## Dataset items
'''

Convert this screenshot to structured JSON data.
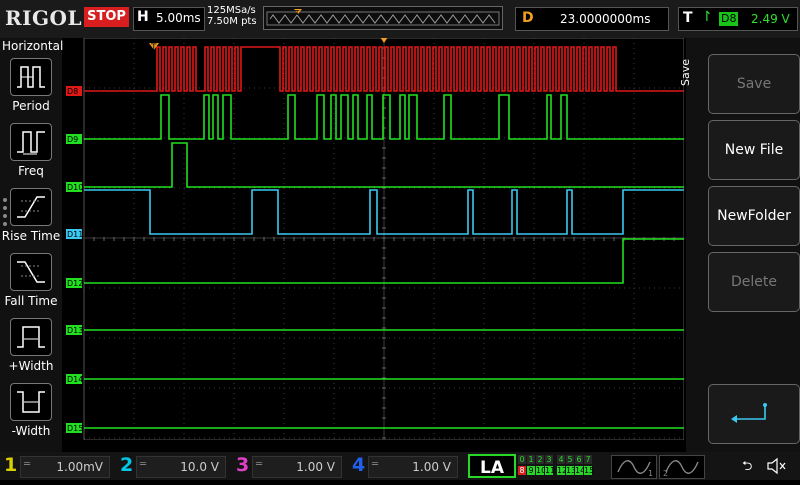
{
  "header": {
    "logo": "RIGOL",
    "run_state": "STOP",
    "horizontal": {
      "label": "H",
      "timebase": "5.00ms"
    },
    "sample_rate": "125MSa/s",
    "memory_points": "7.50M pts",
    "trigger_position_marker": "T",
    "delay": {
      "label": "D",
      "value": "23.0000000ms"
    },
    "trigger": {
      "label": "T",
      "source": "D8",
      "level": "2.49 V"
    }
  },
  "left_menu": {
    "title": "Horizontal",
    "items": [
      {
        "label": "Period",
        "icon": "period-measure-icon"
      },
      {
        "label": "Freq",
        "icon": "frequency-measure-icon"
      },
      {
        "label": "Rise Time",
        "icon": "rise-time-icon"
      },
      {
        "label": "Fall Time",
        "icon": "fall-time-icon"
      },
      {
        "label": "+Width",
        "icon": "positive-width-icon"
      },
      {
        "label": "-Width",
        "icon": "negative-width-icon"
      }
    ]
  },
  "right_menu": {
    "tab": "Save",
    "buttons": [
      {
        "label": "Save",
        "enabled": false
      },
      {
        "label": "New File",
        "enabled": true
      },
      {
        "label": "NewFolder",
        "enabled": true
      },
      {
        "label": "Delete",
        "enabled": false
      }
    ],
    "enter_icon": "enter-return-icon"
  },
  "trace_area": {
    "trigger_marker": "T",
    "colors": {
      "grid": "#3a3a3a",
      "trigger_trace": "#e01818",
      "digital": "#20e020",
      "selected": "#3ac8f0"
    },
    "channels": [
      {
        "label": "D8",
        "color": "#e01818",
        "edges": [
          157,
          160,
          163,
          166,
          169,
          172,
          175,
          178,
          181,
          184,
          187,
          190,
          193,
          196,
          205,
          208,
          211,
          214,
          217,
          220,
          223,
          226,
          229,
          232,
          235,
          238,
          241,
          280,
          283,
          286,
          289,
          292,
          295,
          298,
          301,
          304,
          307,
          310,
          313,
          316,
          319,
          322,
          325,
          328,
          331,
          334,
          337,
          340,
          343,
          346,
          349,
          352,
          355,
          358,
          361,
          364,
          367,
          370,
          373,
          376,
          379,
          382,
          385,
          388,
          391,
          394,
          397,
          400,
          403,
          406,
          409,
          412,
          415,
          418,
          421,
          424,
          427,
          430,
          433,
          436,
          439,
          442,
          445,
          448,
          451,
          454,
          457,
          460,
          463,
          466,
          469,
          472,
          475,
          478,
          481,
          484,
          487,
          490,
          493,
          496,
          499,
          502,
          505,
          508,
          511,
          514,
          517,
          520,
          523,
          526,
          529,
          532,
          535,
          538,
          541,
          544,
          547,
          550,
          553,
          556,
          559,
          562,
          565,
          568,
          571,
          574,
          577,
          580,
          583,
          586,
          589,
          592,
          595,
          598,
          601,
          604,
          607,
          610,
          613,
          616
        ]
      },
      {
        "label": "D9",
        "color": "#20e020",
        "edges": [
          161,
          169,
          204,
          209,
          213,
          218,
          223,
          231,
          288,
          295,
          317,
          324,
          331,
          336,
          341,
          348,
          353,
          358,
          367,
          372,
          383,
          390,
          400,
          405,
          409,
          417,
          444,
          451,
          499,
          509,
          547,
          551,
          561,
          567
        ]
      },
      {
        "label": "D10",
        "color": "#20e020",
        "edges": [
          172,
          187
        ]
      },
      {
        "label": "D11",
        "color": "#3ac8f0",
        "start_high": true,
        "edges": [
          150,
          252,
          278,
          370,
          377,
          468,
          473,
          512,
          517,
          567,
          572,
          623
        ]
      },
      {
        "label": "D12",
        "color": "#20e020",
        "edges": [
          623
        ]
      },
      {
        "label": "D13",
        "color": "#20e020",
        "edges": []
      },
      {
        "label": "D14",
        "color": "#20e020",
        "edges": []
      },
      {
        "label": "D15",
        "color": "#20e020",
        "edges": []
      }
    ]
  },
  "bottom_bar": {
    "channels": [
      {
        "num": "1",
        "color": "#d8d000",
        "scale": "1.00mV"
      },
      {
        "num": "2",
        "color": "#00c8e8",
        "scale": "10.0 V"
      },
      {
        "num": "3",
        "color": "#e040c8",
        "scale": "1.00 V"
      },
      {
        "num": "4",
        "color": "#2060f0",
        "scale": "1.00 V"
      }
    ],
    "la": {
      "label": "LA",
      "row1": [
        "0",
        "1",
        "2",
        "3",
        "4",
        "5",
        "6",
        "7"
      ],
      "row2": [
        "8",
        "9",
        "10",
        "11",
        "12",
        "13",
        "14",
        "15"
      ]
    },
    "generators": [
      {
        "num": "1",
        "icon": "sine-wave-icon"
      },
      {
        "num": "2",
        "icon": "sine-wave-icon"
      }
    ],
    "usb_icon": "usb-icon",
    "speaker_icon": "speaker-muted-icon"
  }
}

'''
'''

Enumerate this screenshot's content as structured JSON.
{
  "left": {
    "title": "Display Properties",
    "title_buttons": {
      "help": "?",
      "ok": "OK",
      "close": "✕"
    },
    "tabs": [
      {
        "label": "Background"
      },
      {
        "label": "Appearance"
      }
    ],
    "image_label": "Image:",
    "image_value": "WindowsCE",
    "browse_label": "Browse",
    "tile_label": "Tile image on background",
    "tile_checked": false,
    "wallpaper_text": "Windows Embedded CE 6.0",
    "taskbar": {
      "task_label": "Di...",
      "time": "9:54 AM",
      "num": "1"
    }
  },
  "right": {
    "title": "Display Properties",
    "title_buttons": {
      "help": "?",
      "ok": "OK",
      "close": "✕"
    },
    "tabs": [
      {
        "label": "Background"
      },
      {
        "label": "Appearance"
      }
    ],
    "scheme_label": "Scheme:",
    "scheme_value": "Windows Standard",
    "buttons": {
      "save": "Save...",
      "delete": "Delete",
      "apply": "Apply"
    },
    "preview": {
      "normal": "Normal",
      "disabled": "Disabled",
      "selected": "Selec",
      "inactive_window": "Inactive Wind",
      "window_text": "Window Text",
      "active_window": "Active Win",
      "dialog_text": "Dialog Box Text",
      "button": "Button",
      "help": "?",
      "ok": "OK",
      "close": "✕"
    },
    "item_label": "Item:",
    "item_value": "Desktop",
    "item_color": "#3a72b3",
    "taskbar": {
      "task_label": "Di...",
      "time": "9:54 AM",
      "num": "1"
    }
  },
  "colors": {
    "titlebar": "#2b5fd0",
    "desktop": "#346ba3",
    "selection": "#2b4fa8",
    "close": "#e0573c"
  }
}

'''
'''

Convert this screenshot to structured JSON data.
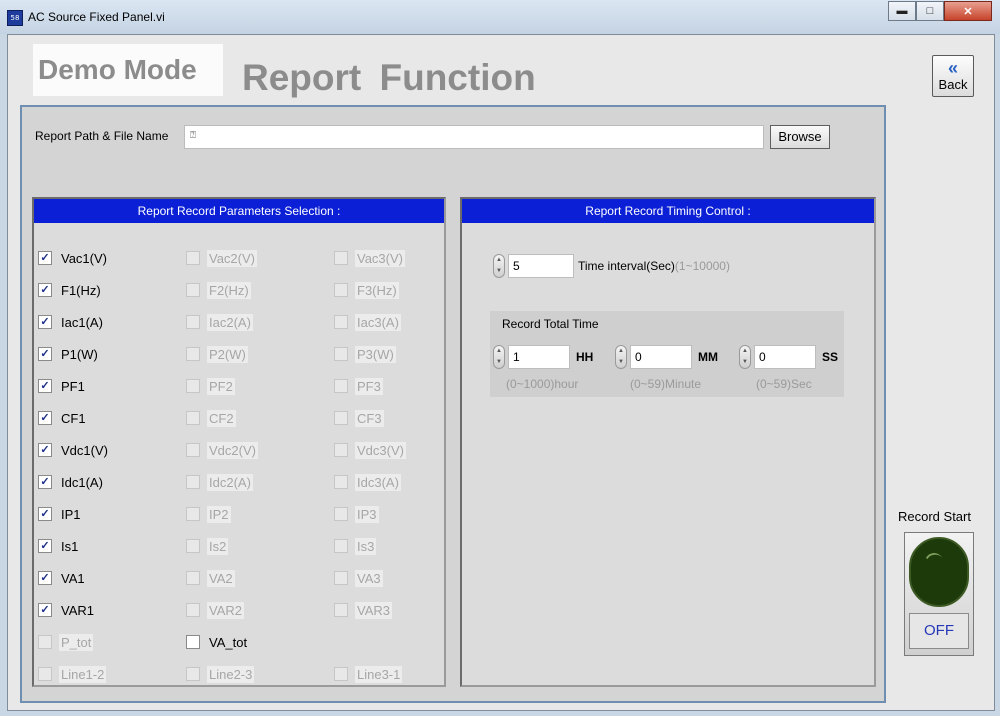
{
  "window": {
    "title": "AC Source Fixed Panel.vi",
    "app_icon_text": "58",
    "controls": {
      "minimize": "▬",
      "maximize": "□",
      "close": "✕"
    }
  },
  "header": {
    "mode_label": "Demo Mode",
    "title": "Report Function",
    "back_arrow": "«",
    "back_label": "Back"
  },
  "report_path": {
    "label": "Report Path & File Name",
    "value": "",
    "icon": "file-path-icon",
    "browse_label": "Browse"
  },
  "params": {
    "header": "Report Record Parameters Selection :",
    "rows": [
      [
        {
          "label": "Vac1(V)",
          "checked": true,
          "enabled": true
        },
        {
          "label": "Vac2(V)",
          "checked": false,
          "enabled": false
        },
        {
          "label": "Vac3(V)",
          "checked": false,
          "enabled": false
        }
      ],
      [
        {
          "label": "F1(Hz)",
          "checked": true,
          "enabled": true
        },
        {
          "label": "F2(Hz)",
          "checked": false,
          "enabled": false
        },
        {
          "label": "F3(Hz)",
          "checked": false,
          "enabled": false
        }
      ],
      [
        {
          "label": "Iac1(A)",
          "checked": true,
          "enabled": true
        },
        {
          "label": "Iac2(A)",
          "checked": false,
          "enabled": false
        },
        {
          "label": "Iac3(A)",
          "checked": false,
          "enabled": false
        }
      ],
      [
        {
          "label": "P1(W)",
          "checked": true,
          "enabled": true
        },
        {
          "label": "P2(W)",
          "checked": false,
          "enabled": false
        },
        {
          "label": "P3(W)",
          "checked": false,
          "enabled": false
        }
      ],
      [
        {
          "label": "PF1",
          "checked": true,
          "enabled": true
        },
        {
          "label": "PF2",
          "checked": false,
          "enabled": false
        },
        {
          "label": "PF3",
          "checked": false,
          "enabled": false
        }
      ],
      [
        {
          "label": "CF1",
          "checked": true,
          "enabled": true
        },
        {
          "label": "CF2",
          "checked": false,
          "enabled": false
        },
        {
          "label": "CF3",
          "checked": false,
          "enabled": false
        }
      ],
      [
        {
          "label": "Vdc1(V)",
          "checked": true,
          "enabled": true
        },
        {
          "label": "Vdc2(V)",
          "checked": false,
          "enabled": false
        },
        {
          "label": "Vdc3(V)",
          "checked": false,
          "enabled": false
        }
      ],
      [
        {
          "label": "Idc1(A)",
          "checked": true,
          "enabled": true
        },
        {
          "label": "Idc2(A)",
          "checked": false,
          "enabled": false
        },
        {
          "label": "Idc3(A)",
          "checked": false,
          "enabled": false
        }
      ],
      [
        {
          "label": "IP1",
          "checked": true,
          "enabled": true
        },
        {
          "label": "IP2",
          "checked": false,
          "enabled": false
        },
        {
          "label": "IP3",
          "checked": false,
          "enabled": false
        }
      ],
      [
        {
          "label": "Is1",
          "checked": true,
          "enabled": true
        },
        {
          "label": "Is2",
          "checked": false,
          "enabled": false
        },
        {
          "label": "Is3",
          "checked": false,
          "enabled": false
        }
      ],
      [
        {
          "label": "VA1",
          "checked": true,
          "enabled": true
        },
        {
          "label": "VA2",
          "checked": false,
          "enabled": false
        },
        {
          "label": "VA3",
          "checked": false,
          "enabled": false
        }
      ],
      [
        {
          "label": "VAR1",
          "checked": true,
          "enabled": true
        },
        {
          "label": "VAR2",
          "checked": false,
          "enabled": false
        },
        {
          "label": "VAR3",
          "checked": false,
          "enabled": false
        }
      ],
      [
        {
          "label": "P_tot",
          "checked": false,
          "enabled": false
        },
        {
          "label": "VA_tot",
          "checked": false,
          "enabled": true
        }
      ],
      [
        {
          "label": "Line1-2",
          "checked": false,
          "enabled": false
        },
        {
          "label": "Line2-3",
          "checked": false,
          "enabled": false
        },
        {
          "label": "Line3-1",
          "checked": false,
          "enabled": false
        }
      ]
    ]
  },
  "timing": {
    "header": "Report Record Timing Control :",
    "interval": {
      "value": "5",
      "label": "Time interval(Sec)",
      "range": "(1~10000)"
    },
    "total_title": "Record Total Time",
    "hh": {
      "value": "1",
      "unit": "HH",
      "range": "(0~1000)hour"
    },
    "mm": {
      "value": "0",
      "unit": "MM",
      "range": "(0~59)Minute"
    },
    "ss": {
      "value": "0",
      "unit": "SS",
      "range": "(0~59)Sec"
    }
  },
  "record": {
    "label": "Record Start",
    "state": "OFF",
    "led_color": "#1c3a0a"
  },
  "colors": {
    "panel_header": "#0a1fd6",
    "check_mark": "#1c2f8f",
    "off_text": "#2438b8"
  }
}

'''

## SET PROBLEM
Looking at the material above, count the lines containing the string "measure" and reply with the count alone.

## WRITTEN SOLUTION
2